[Excerpted passage — start]

It appears that there are two phenomena intermixed, and that might be the source of the confusion. Both, Rob and Albert, are talking about the properties of electromagnetic waves. While you are talking about the properties of current and charges, independent of each other.

If you have a wire loop(s) being "crossed" by a magnetic field, the magnetic field will induce a current in the wire, which creates a voltage difference at its end points.
If you have a voltage source at the end point of a wire loop, the electric field will induce a magnetic field perpendicular to the loop.

From these examples, one can see that the processes (therefore the equations) are reversible.

• The question does not mention currents and charges at all. Where these are involved you can talk about something "causing" something else, since charges can be mechanically moved. A magnetic field does not induce a current. A changing magnetic field induces a current. – Rob Jeffries Oct 25 '17 at 8:12

To think of one field "generating" or inducing another is not correct. The electromagnetic field is one entity. A changing magnetic field co-exists with a curling electric field. There is no time-delay, at a given point in space, between the existence of a changing B-field and the existence of an E-field with a non-zero curl.

[Excerpted passage — finish]
[Data shown — start]

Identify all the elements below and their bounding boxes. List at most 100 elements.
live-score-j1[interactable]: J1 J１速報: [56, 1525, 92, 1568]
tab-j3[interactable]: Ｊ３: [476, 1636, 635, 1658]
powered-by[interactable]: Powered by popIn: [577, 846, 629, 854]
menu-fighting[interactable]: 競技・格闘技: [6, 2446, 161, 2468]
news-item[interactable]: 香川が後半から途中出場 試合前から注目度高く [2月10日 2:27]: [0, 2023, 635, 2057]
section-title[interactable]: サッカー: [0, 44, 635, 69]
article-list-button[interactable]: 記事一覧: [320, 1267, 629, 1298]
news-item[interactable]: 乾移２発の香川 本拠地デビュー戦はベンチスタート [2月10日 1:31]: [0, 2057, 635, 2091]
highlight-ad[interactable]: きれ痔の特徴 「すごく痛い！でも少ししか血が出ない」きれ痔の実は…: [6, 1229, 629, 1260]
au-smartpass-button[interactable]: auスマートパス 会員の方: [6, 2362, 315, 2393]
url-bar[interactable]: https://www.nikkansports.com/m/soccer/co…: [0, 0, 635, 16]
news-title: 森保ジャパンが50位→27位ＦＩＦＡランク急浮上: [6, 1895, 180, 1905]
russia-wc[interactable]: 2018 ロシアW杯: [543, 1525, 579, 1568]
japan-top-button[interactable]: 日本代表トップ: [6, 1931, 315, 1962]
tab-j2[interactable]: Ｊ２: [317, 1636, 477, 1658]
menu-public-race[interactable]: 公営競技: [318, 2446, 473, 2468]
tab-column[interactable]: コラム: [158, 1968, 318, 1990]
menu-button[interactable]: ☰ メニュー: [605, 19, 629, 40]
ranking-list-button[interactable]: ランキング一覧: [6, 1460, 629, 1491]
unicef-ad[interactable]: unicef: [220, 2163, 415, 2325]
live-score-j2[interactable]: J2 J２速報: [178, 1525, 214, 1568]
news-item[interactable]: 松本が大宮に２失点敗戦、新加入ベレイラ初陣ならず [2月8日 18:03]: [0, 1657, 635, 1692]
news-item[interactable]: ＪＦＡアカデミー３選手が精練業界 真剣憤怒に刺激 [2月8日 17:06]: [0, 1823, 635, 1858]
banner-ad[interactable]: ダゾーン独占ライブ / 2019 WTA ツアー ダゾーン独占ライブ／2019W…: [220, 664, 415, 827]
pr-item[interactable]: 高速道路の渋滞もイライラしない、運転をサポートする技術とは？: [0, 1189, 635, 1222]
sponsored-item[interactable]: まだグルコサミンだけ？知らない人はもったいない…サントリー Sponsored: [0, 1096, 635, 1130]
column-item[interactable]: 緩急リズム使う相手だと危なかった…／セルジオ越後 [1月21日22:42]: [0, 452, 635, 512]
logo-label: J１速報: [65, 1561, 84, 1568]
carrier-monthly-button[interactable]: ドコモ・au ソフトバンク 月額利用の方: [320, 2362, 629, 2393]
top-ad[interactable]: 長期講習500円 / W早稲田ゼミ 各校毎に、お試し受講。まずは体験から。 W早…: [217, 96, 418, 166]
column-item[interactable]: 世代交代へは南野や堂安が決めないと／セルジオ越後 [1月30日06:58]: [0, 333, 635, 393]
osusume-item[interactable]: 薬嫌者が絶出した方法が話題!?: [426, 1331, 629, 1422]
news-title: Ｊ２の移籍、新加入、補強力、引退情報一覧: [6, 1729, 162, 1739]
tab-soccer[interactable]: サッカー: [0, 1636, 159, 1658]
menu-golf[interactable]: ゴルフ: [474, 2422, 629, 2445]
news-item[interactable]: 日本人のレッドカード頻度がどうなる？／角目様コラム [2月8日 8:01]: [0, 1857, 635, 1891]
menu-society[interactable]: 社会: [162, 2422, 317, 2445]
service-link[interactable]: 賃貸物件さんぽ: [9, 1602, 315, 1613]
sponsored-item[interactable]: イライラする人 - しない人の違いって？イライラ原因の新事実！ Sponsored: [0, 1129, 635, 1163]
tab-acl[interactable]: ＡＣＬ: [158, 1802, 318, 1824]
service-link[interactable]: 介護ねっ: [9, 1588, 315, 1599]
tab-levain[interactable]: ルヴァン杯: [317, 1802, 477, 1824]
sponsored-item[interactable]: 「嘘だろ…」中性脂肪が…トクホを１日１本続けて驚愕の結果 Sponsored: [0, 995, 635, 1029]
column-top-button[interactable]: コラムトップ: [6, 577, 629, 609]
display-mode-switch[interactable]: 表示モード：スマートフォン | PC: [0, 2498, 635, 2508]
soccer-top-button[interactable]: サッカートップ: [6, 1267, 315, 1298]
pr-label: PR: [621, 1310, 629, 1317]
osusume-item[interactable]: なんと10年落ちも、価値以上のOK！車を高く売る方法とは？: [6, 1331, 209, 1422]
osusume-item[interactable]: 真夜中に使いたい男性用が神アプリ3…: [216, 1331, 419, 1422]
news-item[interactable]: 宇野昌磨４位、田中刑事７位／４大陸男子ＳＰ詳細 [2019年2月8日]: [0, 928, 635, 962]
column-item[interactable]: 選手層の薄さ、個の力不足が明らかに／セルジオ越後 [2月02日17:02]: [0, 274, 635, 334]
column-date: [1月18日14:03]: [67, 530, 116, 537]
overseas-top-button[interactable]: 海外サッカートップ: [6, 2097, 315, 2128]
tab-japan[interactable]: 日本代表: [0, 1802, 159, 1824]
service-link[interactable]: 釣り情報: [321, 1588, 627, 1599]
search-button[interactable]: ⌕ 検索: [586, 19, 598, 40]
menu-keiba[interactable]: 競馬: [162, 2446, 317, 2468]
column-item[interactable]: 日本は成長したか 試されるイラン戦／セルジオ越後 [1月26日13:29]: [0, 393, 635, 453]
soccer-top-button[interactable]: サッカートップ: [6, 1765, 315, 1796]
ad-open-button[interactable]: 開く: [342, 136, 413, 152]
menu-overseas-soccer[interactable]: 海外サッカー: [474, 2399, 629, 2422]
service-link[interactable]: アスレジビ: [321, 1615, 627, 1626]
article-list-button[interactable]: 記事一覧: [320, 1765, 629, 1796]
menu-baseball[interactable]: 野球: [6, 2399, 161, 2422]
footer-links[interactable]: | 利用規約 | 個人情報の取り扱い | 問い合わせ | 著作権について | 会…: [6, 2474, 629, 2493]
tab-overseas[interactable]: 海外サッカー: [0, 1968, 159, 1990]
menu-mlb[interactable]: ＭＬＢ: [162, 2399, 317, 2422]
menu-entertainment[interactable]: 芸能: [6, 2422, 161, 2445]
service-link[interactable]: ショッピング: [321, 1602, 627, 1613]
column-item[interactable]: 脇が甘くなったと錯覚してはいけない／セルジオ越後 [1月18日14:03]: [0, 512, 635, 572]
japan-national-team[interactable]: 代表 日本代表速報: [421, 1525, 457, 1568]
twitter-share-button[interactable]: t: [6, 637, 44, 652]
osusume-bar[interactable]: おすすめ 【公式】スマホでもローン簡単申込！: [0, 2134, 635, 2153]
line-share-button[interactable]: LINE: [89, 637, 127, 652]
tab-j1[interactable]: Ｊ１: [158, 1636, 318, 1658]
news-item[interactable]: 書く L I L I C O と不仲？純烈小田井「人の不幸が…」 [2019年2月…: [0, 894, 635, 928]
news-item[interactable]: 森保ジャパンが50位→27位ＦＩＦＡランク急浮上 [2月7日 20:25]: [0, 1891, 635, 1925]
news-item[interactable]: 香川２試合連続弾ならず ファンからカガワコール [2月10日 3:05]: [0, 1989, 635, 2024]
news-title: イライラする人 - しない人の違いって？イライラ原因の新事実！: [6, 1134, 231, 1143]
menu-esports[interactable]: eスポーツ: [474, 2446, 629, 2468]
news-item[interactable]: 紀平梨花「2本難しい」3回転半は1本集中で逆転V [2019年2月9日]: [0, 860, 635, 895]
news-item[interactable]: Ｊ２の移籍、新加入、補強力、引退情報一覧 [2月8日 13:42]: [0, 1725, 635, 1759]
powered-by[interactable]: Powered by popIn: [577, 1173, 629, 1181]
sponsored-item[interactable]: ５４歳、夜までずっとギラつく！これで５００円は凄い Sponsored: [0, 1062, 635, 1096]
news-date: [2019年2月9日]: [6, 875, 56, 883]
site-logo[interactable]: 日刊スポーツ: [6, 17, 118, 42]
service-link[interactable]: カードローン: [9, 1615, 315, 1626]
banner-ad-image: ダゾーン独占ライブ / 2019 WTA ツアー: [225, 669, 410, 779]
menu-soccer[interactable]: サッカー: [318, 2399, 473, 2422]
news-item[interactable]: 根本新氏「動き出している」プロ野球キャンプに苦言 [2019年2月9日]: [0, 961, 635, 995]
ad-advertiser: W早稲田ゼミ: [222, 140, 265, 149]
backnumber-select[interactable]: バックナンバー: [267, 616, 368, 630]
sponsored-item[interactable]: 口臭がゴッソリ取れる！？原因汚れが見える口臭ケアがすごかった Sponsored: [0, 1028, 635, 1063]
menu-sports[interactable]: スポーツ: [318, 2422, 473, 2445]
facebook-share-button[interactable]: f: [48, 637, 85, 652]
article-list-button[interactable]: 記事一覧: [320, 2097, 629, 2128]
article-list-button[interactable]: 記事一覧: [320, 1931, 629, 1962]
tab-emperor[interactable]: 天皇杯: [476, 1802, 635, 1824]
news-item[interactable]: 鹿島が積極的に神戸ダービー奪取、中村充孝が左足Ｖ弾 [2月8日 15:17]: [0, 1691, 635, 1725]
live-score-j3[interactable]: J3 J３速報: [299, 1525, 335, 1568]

[Data shown — finish]

## Your instructions
Please answer from the electromagnetism discussion above: what does it call the electromagnetic field?

## Worked solution
One entity.